# Exercise task
Check each line for the string "breadth". Give only the count of lines that have it.

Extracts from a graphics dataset
....................
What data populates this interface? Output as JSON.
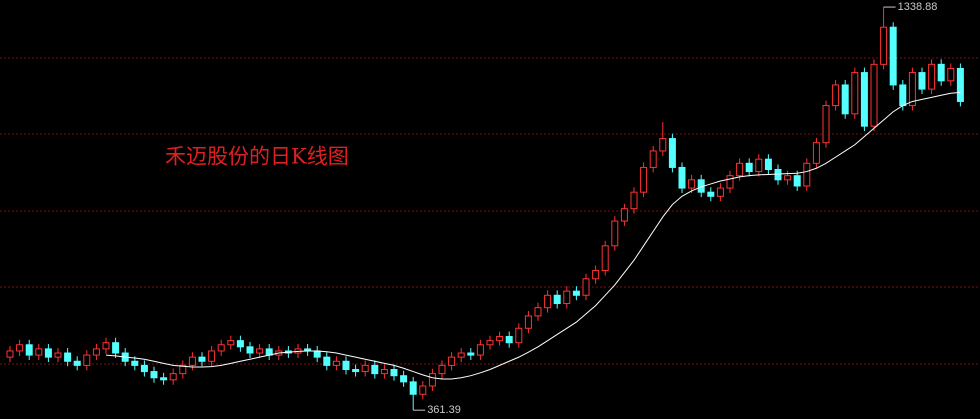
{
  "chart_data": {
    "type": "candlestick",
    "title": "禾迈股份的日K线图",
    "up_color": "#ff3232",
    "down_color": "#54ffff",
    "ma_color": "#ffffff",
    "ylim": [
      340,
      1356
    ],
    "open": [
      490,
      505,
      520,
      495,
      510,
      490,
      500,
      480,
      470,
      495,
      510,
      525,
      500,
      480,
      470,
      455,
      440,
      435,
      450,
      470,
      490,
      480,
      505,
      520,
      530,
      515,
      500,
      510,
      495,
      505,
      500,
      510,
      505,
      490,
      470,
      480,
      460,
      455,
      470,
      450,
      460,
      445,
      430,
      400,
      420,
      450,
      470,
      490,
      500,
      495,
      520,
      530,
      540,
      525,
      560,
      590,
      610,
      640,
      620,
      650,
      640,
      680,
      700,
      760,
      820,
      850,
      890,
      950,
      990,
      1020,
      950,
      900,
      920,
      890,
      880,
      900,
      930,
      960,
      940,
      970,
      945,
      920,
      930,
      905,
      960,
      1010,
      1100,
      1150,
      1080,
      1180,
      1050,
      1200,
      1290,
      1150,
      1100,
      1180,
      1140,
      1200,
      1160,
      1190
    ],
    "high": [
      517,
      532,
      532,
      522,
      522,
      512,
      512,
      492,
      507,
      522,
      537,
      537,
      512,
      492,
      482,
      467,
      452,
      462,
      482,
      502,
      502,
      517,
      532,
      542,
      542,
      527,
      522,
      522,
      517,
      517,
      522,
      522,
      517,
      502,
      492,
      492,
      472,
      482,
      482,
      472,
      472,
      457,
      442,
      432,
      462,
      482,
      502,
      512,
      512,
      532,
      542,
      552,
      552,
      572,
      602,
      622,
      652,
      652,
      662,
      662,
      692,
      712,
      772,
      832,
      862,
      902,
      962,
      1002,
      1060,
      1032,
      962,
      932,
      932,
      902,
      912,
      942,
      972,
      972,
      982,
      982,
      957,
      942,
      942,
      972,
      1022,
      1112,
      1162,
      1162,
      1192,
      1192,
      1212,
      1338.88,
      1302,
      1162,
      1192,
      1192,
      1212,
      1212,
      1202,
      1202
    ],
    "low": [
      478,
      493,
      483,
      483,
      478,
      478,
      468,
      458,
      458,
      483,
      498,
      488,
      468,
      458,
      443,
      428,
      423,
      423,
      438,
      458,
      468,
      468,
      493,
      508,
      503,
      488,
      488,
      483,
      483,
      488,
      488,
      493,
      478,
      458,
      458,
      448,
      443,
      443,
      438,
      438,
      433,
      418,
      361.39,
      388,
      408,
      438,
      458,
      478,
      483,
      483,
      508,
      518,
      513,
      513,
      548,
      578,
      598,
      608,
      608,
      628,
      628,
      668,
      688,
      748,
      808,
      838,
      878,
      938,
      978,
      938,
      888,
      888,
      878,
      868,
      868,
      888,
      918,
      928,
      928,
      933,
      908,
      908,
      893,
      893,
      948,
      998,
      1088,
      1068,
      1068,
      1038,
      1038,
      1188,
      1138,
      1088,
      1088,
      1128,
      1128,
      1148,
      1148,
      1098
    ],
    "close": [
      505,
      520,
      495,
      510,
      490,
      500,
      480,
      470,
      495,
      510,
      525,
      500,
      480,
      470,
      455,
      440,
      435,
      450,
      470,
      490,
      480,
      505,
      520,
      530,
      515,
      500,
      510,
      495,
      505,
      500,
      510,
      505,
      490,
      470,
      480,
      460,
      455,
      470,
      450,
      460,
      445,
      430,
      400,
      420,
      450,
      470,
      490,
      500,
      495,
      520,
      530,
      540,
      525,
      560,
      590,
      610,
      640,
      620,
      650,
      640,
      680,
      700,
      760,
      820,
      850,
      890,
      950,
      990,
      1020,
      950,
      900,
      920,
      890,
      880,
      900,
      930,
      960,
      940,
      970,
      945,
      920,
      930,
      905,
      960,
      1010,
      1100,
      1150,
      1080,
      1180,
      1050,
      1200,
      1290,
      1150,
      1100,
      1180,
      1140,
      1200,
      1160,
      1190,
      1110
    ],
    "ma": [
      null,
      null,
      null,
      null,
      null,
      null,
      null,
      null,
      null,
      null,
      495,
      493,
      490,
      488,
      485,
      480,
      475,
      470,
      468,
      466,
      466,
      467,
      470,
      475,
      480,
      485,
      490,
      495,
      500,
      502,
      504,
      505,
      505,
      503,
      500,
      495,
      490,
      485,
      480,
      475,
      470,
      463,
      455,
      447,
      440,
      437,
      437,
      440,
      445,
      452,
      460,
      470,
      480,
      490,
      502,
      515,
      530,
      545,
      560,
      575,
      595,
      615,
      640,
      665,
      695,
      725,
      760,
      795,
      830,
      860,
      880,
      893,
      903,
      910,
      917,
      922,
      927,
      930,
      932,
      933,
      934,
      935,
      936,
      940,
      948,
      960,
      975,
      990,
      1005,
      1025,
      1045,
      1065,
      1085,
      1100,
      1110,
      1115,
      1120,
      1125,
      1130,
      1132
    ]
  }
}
....................
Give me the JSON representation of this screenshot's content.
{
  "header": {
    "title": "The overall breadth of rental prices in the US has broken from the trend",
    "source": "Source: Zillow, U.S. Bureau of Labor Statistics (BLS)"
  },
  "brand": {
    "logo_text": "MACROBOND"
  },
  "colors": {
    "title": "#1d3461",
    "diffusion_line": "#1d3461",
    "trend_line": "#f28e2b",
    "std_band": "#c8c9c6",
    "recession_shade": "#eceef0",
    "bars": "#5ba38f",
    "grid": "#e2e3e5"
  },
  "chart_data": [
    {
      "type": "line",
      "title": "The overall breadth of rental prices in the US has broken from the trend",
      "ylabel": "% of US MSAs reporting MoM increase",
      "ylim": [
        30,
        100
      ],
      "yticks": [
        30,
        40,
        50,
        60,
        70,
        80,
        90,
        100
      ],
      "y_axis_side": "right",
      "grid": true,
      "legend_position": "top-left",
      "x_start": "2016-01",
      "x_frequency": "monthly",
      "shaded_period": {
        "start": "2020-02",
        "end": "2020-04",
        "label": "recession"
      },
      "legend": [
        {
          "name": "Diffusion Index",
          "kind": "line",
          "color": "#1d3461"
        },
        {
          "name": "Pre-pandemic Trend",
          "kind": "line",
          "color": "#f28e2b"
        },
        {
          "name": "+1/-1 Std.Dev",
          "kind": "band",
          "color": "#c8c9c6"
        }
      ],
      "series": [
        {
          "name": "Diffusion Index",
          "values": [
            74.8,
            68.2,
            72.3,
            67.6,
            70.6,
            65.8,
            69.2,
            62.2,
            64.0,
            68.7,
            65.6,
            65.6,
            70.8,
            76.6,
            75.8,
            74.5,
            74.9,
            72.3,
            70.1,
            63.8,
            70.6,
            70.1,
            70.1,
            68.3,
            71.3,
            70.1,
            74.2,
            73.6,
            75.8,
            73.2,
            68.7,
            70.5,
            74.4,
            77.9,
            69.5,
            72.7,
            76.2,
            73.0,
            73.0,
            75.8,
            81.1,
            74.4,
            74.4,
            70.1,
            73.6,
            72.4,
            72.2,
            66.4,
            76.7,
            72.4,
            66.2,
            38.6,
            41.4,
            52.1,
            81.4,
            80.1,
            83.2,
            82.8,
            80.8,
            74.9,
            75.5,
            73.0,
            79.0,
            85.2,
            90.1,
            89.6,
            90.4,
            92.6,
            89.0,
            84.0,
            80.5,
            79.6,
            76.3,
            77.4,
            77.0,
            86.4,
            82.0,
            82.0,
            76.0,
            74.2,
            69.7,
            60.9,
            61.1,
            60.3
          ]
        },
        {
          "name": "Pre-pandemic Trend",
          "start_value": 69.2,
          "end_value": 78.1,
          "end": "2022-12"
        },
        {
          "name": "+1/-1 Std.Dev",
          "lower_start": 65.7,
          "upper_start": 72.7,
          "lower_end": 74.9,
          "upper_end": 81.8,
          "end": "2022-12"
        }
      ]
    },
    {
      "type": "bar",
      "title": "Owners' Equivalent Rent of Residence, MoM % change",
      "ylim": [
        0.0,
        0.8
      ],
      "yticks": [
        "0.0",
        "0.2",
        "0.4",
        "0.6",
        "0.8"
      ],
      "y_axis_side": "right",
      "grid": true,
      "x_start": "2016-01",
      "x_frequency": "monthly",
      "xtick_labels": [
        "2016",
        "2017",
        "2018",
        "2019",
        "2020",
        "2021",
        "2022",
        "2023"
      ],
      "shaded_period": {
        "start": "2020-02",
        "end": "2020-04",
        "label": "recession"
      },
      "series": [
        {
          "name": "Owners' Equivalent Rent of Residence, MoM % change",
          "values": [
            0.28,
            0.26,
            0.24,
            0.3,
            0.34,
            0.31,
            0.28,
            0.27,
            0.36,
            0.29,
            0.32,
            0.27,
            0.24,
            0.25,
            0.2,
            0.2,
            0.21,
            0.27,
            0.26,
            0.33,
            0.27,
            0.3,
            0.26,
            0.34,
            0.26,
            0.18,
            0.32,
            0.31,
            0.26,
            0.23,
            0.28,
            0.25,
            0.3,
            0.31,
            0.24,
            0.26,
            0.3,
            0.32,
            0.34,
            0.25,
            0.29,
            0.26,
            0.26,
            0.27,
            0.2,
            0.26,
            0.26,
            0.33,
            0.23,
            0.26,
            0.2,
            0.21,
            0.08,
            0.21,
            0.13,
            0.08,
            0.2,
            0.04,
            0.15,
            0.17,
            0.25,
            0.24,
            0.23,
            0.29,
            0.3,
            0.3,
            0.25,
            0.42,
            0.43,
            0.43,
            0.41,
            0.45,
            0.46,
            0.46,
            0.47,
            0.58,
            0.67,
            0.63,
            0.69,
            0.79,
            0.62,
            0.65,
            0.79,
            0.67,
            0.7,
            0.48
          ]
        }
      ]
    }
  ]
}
....................
# Solution to this task
2